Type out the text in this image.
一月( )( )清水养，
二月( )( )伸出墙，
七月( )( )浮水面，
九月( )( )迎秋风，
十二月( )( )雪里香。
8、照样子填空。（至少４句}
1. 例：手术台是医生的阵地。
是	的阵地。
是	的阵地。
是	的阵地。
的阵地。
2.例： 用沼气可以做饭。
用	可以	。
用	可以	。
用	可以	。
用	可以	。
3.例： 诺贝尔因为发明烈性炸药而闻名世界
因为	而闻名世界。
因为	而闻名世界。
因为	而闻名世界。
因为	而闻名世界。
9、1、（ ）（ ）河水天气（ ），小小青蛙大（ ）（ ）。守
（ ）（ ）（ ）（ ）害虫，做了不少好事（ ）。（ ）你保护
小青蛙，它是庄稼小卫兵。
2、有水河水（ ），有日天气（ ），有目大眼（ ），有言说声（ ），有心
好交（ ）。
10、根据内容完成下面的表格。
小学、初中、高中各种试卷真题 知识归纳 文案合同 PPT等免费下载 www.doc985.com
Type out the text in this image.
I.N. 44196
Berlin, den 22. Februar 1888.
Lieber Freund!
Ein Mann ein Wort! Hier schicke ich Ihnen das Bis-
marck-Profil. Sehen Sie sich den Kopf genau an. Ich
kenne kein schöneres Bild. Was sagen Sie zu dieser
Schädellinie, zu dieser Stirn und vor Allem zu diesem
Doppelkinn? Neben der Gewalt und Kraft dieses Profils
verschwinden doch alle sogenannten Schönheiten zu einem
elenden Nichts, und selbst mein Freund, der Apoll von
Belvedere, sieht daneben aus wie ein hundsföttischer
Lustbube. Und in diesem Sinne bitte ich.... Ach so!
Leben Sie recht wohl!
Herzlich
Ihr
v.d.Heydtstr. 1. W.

· · ·

▶ _Problem to work on_: Reproduce the material exactly, with every line intact.

▶ _Answer to the problem_:
Type out the text in this image.
一月( )( )清水养，
二月( )( )伸出墙，
七月( )( )浮水面，
九月( )( )迎秋风，
十二月( )( )雪里香。
8、照样子填空。（至少４句}
1. 例：手术台是医生的阵地。
是	的阵地。
是	的阵地。
是	的阵地。
的阵地。
2.例： 用沼气可以做饭。
用	可以	。
用	可以	。
用	可以	。
用	可以	。
3.例： 诺贝尔因为发明烈性炸药而闻名世界
因为	而闻名世界。
因为	而闻名世界。
因为	而闻名世界。
因为	而闻名世界。
9、1、（ ）（ ）河水天气（ ），小小青蛙大（ ）（ ）。守
（ ）（ ）（ ）（ ）害虫，做了不少好事（ ）。（ ）你保护
小青蛙，它是庄稼小卫兵。
2、有水河水（ ），有日天气（ ），有目大眼（ ），有言说声（ ），有心
好交（ ）。
10、根据内容完成下面的表格。
小学、初中、高中各种试卷真题 知识归纳 文案合同 PPT等免费下载 www.doc985.com
Type out the text in this image.
I.N. 44196
Berlin, den 22. Februar 1888.
Lieber Freund!
Ein Mann ein Wort! Hier schicke ich Ihnen das Bis-
marck-Profil. Sehen Sie sich den Kopf genau an. Ich
kenne kein schöneres Bild. Was sagen Sie zu dieser
Schädellinie, zu dieser Stirn und vor Allem zu diesem
Doppelkinn? Neben der Gewalt und Kraft dieses Profils
verschwinden doch alle sogenannten Schönheiten zu einem
elenden Nichts, und selbst mein Freund, der Apoll von
Belvedere, sieht daneben aus wie ein hundsföttischer
Lustbube. Und in diesem Sinne bitte ich.... Ach so!
Leben Sie recht wohl!
Herzlich
Ihr
v.d.Heydtstr. 1. W.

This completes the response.